--- Work instructions ---
Go through the listing and write out all of it exactly.

------ Records for the exercise ------

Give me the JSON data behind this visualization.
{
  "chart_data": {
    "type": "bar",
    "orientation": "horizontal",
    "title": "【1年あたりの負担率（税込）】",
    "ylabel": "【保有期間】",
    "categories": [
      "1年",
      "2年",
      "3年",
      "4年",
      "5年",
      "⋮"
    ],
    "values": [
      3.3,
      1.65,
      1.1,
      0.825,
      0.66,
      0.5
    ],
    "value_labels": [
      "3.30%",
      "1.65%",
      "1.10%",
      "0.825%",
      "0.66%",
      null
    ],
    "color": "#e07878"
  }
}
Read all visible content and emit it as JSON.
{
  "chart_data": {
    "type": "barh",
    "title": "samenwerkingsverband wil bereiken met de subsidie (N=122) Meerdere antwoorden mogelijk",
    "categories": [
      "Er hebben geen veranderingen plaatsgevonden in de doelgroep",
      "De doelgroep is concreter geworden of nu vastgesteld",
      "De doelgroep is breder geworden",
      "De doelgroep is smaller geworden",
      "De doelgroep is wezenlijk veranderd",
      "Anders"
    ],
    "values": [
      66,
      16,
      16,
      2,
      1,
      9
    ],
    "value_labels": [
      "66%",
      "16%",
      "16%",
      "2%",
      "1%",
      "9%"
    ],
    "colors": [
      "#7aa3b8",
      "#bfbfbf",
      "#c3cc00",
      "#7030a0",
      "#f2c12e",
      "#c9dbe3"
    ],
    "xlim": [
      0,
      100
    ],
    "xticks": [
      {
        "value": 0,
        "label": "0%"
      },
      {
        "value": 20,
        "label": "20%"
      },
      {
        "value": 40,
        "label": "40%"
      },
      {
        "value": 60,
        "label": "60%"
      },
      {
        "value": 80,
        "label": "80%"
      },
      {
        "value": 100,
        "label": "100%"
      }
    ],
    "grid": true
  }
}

------

--- The result ---
Give me the JSON data behind this visualization.
{
  "chart_data": {
    "type": "bar",
    "orientation": "horizontal",
    "title": "【1年あたりの負担率（税込）】",
    "ylabel": "【保有期間】",
    "categories": [
      "1年",
      "2年",
      "3年",
      "4年",
      "5年",
      "⋮"
    ],
    "values": [
      3.3,
      1.65,
      1.1,
      0.825,
      0.66,
      0.5
    ],
    "value_labels": [
      "3.30%",
      "1.65%",
      "1.10%",
      "0.825%",
      "0.66%",
      null
    ],
    "color": "#e07878"
  }
}
Read all visible content and emit it as JSON.
{
  "chart_data": {
    "type": "barh",
    "title": "samenwerkingsverband wil bereiken met de subsidie (N=122) Meerdere antwoorden mogelijk",
    "categories": [
      "Er hebben geen veranderingen plaatsgevonden in de doelgroep",
      "De doelgroep is concreter geworden of nu vastgesteld",
      "De doelgroep is breder geworden",
      "De doelgroep is smaller geworden",
      "De doelgroep is wezenlijk veranderd",
      "Anders"
    ],
    "values": [
      66,
      16,
      16,
      2,
      1,
      9
    ],
    "value_labels": [
      "66%",
      "16%",
      "16%",
      "2%",
      "1%",
      "9%"
    ],
    "colors": [
      "#7aa3b8",
      "#bfbfbf",
      "#c3cc00",
      "#7030a0",
      "#f2c12e",
      "#c9dbe3"
    ],
    "xlim": [
      0,
      100
    ],
    "xticks": [
      {
        "value": 0,
        "label": "0%"
      },
      {
        "value": 20,
        "label": "20%"
      },
      {
        "value": 40,
        "label": "40%"
      },
      {
        "value": 60,
        "label": "60%"
      },
      {
        "value": 80,
        "label": "80%"
      },
      {
        "value": 100,
        "label": "100%"
      }
    ],
    "grid": true
  }
}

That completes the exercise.